### Listing
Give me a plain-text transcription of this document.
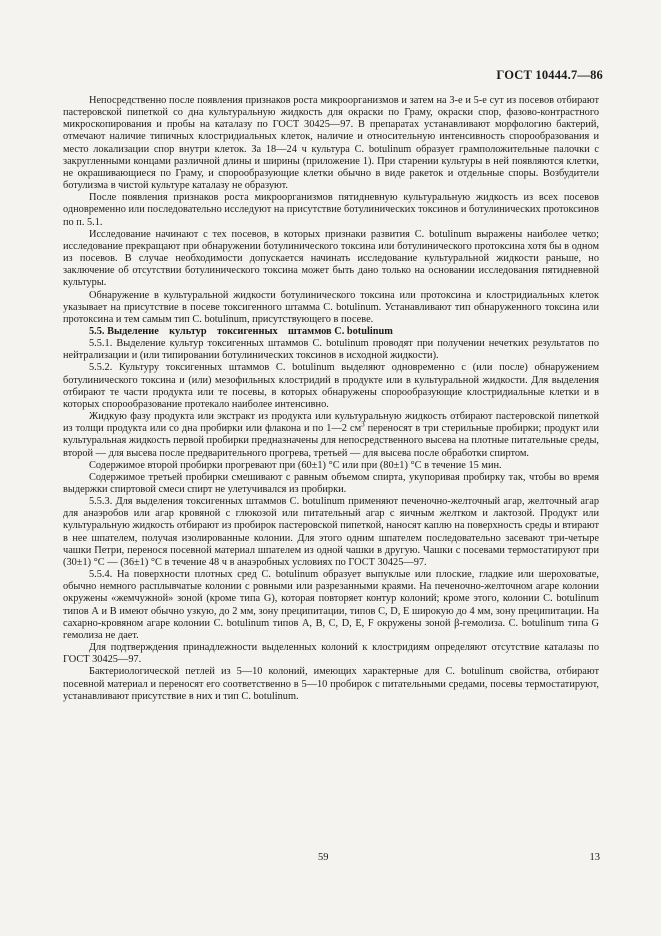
ГОСТ 10444.7—86

Непосредственно после появления признаков роста микроорганизмов и затем на 3-е и 5-е сут из посевов отбирают пастеровской пипеткой со дна культуральную жидкость для окраски по Граму, окраски спор, фазово-контрастного микроскопирования и пробы на каталазу по ГОСТ 30425—97. В препаратах устанавливают морфологию бактерий, отмечают наличие типичных клостридиальных клеток, наличие и относительную интенсивность спорообразования и место локализации спор внутри клеток. За 18—24 ч культура С. botulinum образует грамположительные палочки с закругленными концами различной длины и ширины (приложение 1). При старении культуры в ней появляются клетки, не окрашивающиеся по Граму, и спорообразующие клетки обычно в виде ракеток и отдельные споры. Возбудители ботулизма в чистой культуре каталазу не образуют.

После появления признаков роста микроорганизмов пятидневную культуральную жидкость из всех посевов одновременно или последовательно исследуют на присутствие ботулинических токсинов и ботулинических протоксинов по п. 5.1.

Исследование начинают с тех посевов, в которых признаки развития С. botulinum выражены наиболее четко; исследование прекращают при обнаружении ботулинического токсина или ботулинического протоксина хотя бы в одном из посевов. В случае необходимости допускается начинать исследование культуральной жидкости раньше, но заключение об отсутствии ботулинического токсина может быть дано только на основании исследования пятидневной культуры.

Обнаружение в культуральной жидкости ботулинического токсина или протоксина и клостридиальных клеток указывает на присутствие в посеве токсигенного штамма С. botulinum. Устанавливают тип обнаруженного токсина или протоксина и тем самым тип С. botulinum, присутствующего в посеве.

5.5. Выделение культур токсигенных штаммов С. botulinum

5.5.1. Выделение культур токсигенных штаммов С. botulinum проводят при получении нечетких результатов по нейтрализации и (или типировании ботулинических токсинов в исходной жидкости).

5.5.2. Культуру токсигенных штаммов С. botulinum выделяют одновременно с (или после) обнаружением ботулинического токсина и (или) мезофильных клостридий в продукте или в культуральной жидкости. Для выделения отбирают те части продукта или те посевы, в которых обнаружены спорообразующие клостридиальные клетки и в которых спорообразование протекало наиболее интенсивно.

Жидкую фазу продукта или экстракт из продукта или культуральную жидкость отбирают пастеровской пипеткой из толщи продукта или со дна пробирки или флакона и по 1—2 $см^3$ переносят в три стерильные пробирки; продукт или культуральная жидкость первой пробирки предназначены для непосредственного высева на плотные питательные среды, второй — для высева после предварительного прогрева, третьей — для высева после обработки спиртом.

Содержимое второй пробирки прогревают при (60±1) °С или при (80±1) °С в течение 15 мин.

Содержимое третьей пробирки смешивают с равным объемом спирта, укупоривая пробирку так, чтобы во время выдержки спиртовой смеси спирт не улетучивался из пробирки.

5.5.3. Для выделения токсигенных штаммов С. botulinum применяют печеночно-желточный агар, желточный агар для анаэробов или агар кровяной с глюкозой или питательный агар с яичным желтком и лактозой. Продукт или культуральную жидкость отбирают из пробирок пастеровской пипеткой, наносят каплю на поверхность среды и втирают в нее шпателем, получая изолированные колонии. Для этого одним шпателем последовательно засевают три-четыре чашки Петри, перенося посевной материал шпателем из одной чашки в другую. Чашки с посевами термостатируют при (30±1) °С — (36±1) °С в течение 48 ч в анаэробных условиях по ГОСТ 30425—97.

5.5.4. На поверхности плотных сред С. botulinum образует выпуклые или плоские, гладкие или шероховатые, обычно немного расплывчатые колонии с ровными или разрезанными краями. На печеночно-желточном агаре колонии окружены «жемчужной» зоной (кроме типа G), которая повторяет контур колоний; кроме этого, колонии С. botulinum типов А и В имеют обычно узкую, до 2 мм, зону преципитации, типов С, D, Е широкую до 4 мм, зону преципитации. На сахарно-кровяном агаре колонии С. botulinum типов А, В, С, D, Е, F окружены зоной β-гемолиза. С. botulinum типа G гемолиза не дает.

Для подтверждения принадлежности выделенных колоний к клостридиям определяют отсутствие каталазы по ГОСТ 30425—97.

Бактериологической петлей из 5—10 колоний, имеющих характерные для С. botulinum свойства, отбирают посевной материал и переносят его соответственно в 5—10 пробирок с питательными средами, посевы термостатируют, устанавливают присутствие в них и тип С. botulinum.

59	13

### Written task
Copy each line above that contains the string "Выделение".

### Problem solution
5.5. Выделение культур токсигенных штаммов С. botulinum
5.5.1. Выделение культур токсигенных штаммов С. botulinum проводят при получении нечетких результатов по нейтрализации и (или типировании ботулинических токсинов в исходной жидкости).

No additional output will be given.